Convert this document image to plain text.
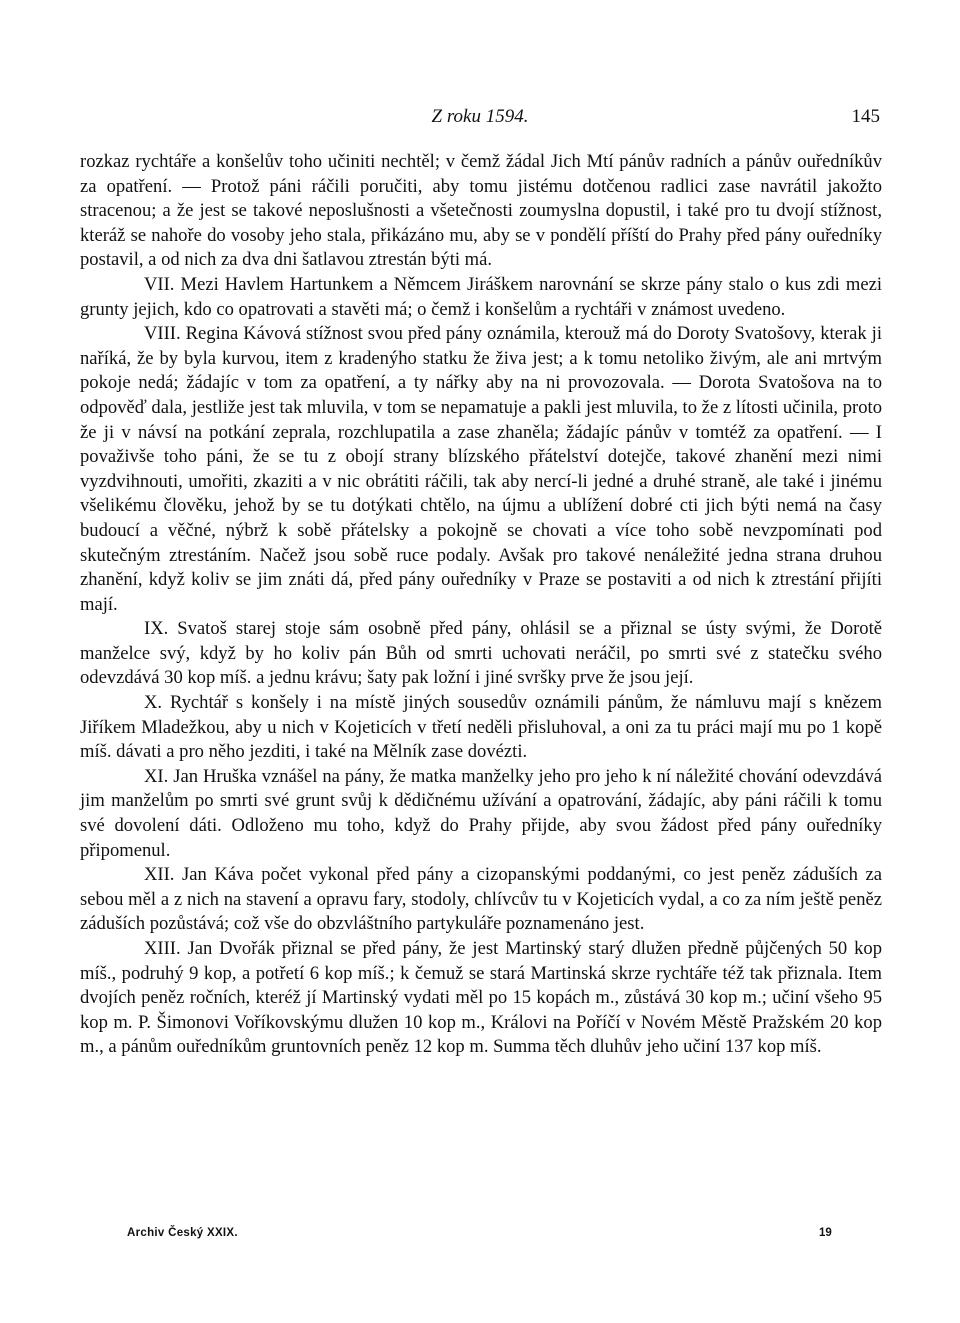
Z roku 1594.	145

rozkaz rychtáře a konšelův toho učiniti nechtěl; v čemž žádal Jich Mtí pánův radních a pánův ouředníkův za opatření. — Protož páni ráčili poručiti, aby tomu jistému dotčenou radlici zase navrátil jakožto stracenou; a že jest se takové neposlušnosti a všetečnosti zoumyslna dopustil, i také pro tu dvojí stížnost, kteráž se nahoře do vosoby jeho stala, přikázáno mu, aby se v pondělí příští do Prahy před pány ouředníky postavil, a od nich za dva dni šatlavou ztrestán býti má.

VII. Mezi Havlem Hartunkem a Němcem Jiráškem narovnání se skrze pány stalo o kus zdi mezi grunty jejich, kdo co opatrovati a stavěti má; o čemž i konšelům a rychtáři v známost uvedeno.

VIII. Regina Kávová stížnost svou před pány oznámila, kterouž má do Doroty Svatošovy, kterak ji naříká, že by byla kurvou, item z kradenýho statku že živa jest; a k tomu netoliko živým, ale ani mrtvým pokoje nedá; žádajíc v tom za opatření, a ty nářky aby na ni provozovala. — Dorota Svatošova na to odpověď dala, jestliže jest tak mluvila, v tom se nepamatuje a pakli jest mluvila, to že z lítosti učinila, proto že ji v návsí na potkání zeprala, rozchlupatila a zase zhaněla; žádajíc pánův v tomtéž za opatření. — I považivše toho páni, že se tu z obojí strany blízského přátelství dotejče, takové zhanění mezi nimi vyzdvihnouti, umořiti, zkaziti a v nic obrátiti ráčili, tak aby nercí-li jedné a druhé straně, ale také i jinému všelikému člověku, jehož by se tu dotýkati chtělo, na újmu a ublížení dobré cti jich býti nemá na časy budoucí a věčné, nýbrž k sobě přátelsky a pokojně se chovati a více toho sobě nevzpomínati pod skutečným ztrestáním. Načež jsou sobě ruce podaly. Avšak pro takové nenáležité jedna strana druhou zhanění, když koliv se jim znáti dá, před pány ouředníky v Praze se postaviti a od nich k ztrestání přijíti mají.

IX. Svatoš starej stoje sám osobně před pány, ohlásil se a přiznal se ústy svými, že Dorotě manželce svý, když by ho koliv pán Bůh od smrti uchovati neráčil, po smrti své z statečku svého odevzdává 30 kop míš. a jednu krávu; šaty pak ložní i jiné svršky prve že jsou její.

X. Rychtář s konšely i na místě jiných sousedův oznámili pánům, že námluvu mají s knězem Jiříkem Mladežkou, aby u nich v Kojeticích v třetí neděli přisluhoval, a oni za tu práci mají mu po 1 kopě míš. dávati a pro něho jezditi, i také na Mělník zase dovézti.

XI. Jan Hruška vznášel na pány, že matka manželky jeho pro jeho k ní náležité chování odevzdává jim manželům po smrti své grunt svůj k dědičnému užívání a opatrování, žádajíc, aby páni ráčili k tomu své dovolení dáti. Odloženo mu toho, když do Prahy přijde, aby svou žádost před pány ouředníky připomenul.

XII. Jan Káva počet vykonal před pány a cizopanskými poddanými, co jest peněz záduších za sebou měl a z nich na stavení a opravu fary, stodoly, chlívcův tu v Kojeticích vydal, a co za ním ještě peněz záduších pozůstává; což vše do obzvláštního partykuláře poznamenáno jest.

XIII. Jan Dvořák přiznal se před pány, že jest Martinský starý dlužen předně půjčených 50 kop míš., podruhý 9 kop, a potřetí 6 kop míš.; k čemuž se stará Martinská skrze rychtáře též tak přiznala. Item dvojích peněz ročních, kteréž jí Martinský vydati měl po 15 kopách m., zůstává 30 kop m.; učiní všeho 95 kop m. P. Šimonovi Voříkovskýmu dlužen 10 kop m., Královi na Poříčí v Novém Městě Pražském 20 kop m., a pánům ouředníkům gruntovních peněz 12 kop m. Summa těch dluhův jeho učiní 137 kop míš.

Archiv Český XXIX.	19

------------------------------

▸ TASK BRIEF
Produce an exact copy of each line of data, skipping embedded images.

▸ COMPLETE RESPONSE
Convert this document image to plain text.
Z roku 1594.	145

rozkaz rychtáře a konšelův toho učiniti nechtěl; v čemž žádal Jich Mtí pánův radních a pánův ouředníkův za opatření. — Protož páni ráčili poručiti, aby tomu jistému dotčenou radlici zase navrátil jakožto stracenou; a že jest se takové neposlušnosti a všetečnosti zoumyslna dopustil, i také pro tu dvojí stížnost, kteráž se nahoře do vosoby jeho stala, přikázáno mu, aby se v pondělí příští do Prahy před pány ouředníky postavil, a od nich za dva dni šatlavou ztrestán býti má.

VII. Mezi Havlem Hartunkem a Němcem Jiráškem narovnání se skrze pány stalo o kus zdi mezi grunty jejich, kdo co opatrovati a stavěti má; o čemž i konšelům a rychtáři v známost uvedeno.

VIII. Regina Kávová stížnost svou před pány oznámila, kterouž má do Doroty Svatošovy, kterak ji naříká, že by byla kurvou, item z kradenýho statku že živa jest; a k tomu netoliko živým, ale ani mrtvým pokoje nedá; žádajíc v tom za opatření, a ty nářky aby na ni provozovala. — Dorota Svatošova na to odpověď dala, jestliže jest tak mluvila, v tom se nepamatuje a pakli jest mluvila, to že z lítosti učinila, proto že ji v návsí na potkání zeprala, rozchlupatila a zase zhaněla; žádajíc pánův v tomtéž za opatření. — I považivše toho páni, že se tu z obojí strany blízského přátelství dotejče, takové zhanění mezi nimi vyzdvihnouti, umořiti, zkaziti a v nic obrátiti ráčili, tak aby nercí-li jedné a druhé straně, ale také i jinému všelikému člověku, jehož by se tu dotýkati chtělo, na újmu a ublížení dobré cti jich býti nemá na časy budoucí a věčné, nýbrž k sobě přátelsky a pokojně se chovati a více toho sobě nevzpomínati pod skutečným ztrestáním. Načež jsou sobě ruce podaly. Avšak pro takové nenáležité jedna strana druhou zhanění, když koliv se jim znáti dá, před pány ouředníky v Praze se postaviti a od nich k ztrestání přijíti mají.

IX. Svatoš starej stoje sám osobně před pány, ohlásil se a přiznal se ústy svými, že Dorotě manželce svý, když by ho koliv pán Bůh od smrti uchovati neráčil, po smrti své z statečku svého odevzdává 30 kop míš. a jednu krávu; šaty pak ložní i jiné svršky prve že jsou její.

X. Rychtář s konšely i na místě jiných sousedův oznámili pánům, že námluvu mají s knězem Jiříkem Mladežkou, aby u nich v Kojeticích v třetí neděli přisluhoval, a oni za tu práci mají mu po 1 kopě míš. dávati a pro něho jezditi, i také na Mělník zase dovézti.

XI. Jan Hruška vznášel na pány, že matka manželky jeho pro jeho k ní náležité chování odevzdává jim manželům po smrti své grunt svůj k dědičnému užívání a opatrování, žádajíc, aby páni ráčili k tomu své dovolení dáti. Odloženo mu toho, když do Prahy přijde, aby svou žádost před pány ouředníky připomenul.

XII. Jan Káva počet vykonal před pány a cizopanskými poddanými, co jest peněz záduších za sebou měl a z nich na stavení a opravu fary, stodoly, chlívcův tu v Kojeticích vydal, a co za ním ještě peněz záduších pozůstává; což vše do obzvláštního partykuláře poznamenáno jest.

XIII. Jan Dvořák přiznal se před pány, že jest Martinský starý dlužen předně půjčených 50 kop míš., podruhý 9 kop, a potřetí 6 kop míš.; k čemuž se stará Martinská skrze rychtáře též tak přiznala. Item dvojích peněz ročních, kteréž jí Martinský vydati měl po 15 kopách m., zůstává 30 kop m.; učiní všeho 95 kop m. P. Šimonovi Voříkovskýmu dlužen 10 kop m., Královi na Poříčí v Novém Městě Pražském 20 kop m., a pánům ouředníkům gruntovních peněz 12 kop m. Summa těch dluhův jeho učiní 137 kop míš.

Archiv Český XXIX.	19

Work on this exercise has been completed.